| EXERCISE |
Reproduce the listing word for word, leaving every picture behind.

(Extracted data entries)
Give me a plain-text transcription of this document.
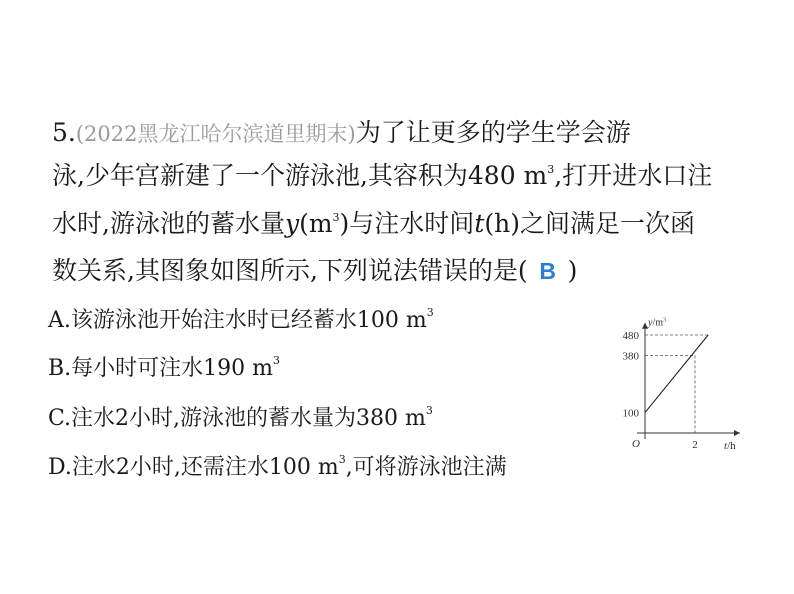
5.(2022黑龙江哈尔滨道里期末)为了让更多的学生学会游
泳,少年宫新建了一个游泳池,其容积为480 $m^3$,打开进水口注
水时,游泳池的蓄水量$y(m^3)$与注水时间t(h)之间满足一次函
数关系,其图象如图所示,下列说法错误的是( B )
A.该游泳池开始注水时已经蓄水100 $m^3$
B.每小时可注水190 $m^3$
C.注水2小时,游泳池的蓄水量为380 $m^3$
D.注水2小时,还需注水100 $m^3$,可将游泳池注满
$y/m^3$
t/h
O
100
380
480
2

| EXERCISE RESULT |
Give me a plain-text transcription of this document.
5.(2022黑龙江哈尔滨道里期末)为了让更多的学生学会游
泳,少年宫新建了一个游泳池,其容积为480 $m^3$,打开进水口注
水时,游泳池的蓄水量$y(m^3)$与注水时间t(h)之间满足一次函
数关系,其图象如图所示,下列说法错误的是( B )
A.该游泳池开始注水时已经蓄水100 $m^3$
B.每小时可注水190 $m^3$
C.注水2小时,游泳池的蓄水量为380 $m^3$
D.注水2小时,还需注水100 $m^3$,可将游泳池注满
$y/m^3$
t/h
O
100
380
480
2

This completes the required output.